**SUPPLIED PASSAGE**.
begin

Marion Gray Traver (born 1892 - died 1979) was an American woman painter remembered in part for her membership and volunteerism with the (originally named) National Association of Women Painters and Sculptors (herein "the Association") during the first half of the 20th Century.  In April 1941, the National Association of Women Painters and Sculptors voted to change the name of the organization to the National Association of Women Artists and at that formative meeting, Traver was elected Recording Secretary, one of six officers. 

For 11 annual exhibitions of the Association, from 1930 through 1940 inclusively, Traver's paintings won the National Association Prize a total of 5 times.  Importantly, First Lady Eleanor Roosevelt awarded the 1939 annual prize to Traver for the most popular work of art (out of 300 artist entries) at a special Fiftieth Anniversary Exhibition of the Association on September 28,1939.

Exhibitions and press comments 
In February 1921, the first notable New York showing of her work was titled “Monotypes in Color” from February 6th to 25th, 1921 at the Schwartz Galleries, then located at 14 East Forty-sixth Street.  The New York Times review commented:  “She favors increasingly winter subjects and her management of snow effects is remarkably good and well within the capabilities of the enticing medium".  This early review concerning snow landscapes was very telling of her emerging career because many of her later oil paintings included snow.

end

(Recorded data)
begin

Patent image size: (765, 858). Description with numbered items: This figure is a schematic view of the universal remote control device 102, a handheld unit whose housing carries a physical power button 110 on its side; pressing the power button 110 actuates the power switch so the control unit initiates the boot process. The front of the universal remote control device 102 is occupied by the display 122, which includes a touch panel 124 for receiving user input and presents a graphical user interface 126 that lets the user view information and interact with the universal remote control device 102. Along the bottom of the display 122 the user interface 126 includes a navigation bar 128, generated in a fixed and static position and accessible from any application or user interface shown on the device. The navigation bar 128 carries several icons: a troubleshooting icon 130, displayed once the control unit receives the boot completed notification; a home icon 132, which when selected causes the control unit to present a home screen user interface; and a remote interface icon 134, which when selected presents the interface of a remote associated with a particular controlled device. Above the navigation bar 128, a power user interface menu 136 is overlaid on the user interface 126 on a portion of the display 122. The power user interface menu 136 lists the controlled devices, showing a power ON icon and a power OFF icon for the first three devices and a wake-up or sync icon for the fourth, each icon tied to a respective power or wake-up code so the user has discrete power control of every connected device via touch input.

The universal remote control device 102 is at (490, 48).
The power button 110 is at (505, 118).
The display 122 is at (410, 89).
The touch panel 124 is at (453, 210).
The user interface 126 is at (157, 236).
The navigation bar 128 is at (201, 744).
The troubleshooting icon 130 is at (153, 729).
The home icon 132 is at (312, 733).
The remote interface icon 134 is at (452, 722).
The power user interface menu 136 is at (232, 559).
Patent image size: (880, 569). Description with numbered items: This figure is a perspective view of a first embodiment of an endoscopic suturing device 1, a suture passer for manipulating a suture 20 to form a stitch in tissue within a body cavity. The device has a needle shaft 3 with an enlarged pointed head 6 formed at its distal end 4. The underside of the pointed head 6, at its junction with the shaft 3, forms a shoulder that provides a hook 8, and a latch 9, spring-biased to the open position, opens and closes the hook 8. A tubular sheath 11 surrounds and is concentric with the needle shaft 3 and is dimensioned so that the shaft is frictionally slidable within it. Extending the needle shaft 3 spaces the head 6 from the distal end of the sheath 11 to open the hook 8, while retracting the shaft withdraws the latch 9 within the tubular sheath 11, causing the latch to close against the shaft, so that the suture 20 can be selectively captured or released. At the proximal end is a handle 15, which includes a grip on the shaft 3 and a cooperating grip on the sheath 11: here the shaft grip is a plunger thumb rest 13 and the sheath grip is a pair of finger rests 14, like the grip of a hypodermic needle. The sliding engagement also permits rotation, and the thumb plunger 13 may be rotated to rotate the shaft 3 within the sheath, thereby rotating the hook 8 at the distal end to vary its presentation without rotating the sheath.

end

**WORK TO DO**.
(a) Rewrite the Traver biography between "Exhibitions and press" and "paintings included snow.", inclusive, with "February" replaced by "March".
(b) Carry on the Traver biography from its final sentence.

**RESPONSES PER TASK**.
(a)
Exhibitions and press comments 
In March 1921, the first notable New York showing of her work was titled “Monotypes in Color” from March 6th to 25th, 1921 at the Schwartz Galleries, then located at 14 East Forty-sixth Street.  The New York Times review commented:  “She favors increasingly winter subjects and her management of snow effects is remarkably good and well within the capabilities of the enticing medium".  This early review concerning snow landscapes was very telling of her emerging career because many of her later oil paintings included snow.

(b)
In January 1928, Traver exhibited both monotypes and oil paintings at the original Art Centre in New York City at 65 East Fifty-sixth Street.  The New York Times commented on this exhibition two times.  The initial New York Times review titled “Winter Paintings Shown” of January 17, 1928 noted “Most of the pictures are Winter scenes of Massachusetts and Vermont and depict the play of sunshine on snow.”  The second New York Times review, printed five days later on January 22, 1928 within “To Be Seen, Work of Variety and Interest in the Galleries” reviewed her work with:  “Marion Gray Traver, now exhibiting oils and monotypes at the Art Centre, is evidently an artist who prefers painting immediate outdoor impressions to the studio approach landscape.  With the free use of the palate knife, Traver has succeeded in transmitting her impressions to canvas with great freedom and range of color.  Minute variations in tonal gray are skillfully welded in “One Winter’s Day,” while other canvases are built on the delicate tints of Spring or on the rich harmonies of full Summer.”  Traver's father and teacher, artist George A. Traver, died “at his residence” shortly after this exhibition on or about March 4th, 1928. 

On April 20, 1930,Traver was covered by New York Times art reporter Ruth Green Harris in her column “A REVIEWER’S NOTEBOOK”, “Jean Dufy, Gallibert, Ben Shawn, Whorf, Nagel, Captain Vivian Guy, Other Artists”.  Miss Harris reviewed Traver’s then exhibition at the Art Centre with: “According to your nature, you like better or not so well the less recondite poetry of Marion Gray Traver’s painting.  Painting it most certainly is, in oil and color and a large form brush.  In well woven composition she describes the pleasantest of familiar things:  Moonlight on snow, an orchard in Winter, a road to the village and Main Street in New England.” 

In 1938, at the Forty-seventh Annual Exhibition of the National Association of Women Painters and Sculptors, Traver won the National Association Prize (her 3rd) for a winter landscape titled “Silent Sunlit Morning, Vermont”.  Earlier the same painting had won the Celine Baekeland Prize of $150.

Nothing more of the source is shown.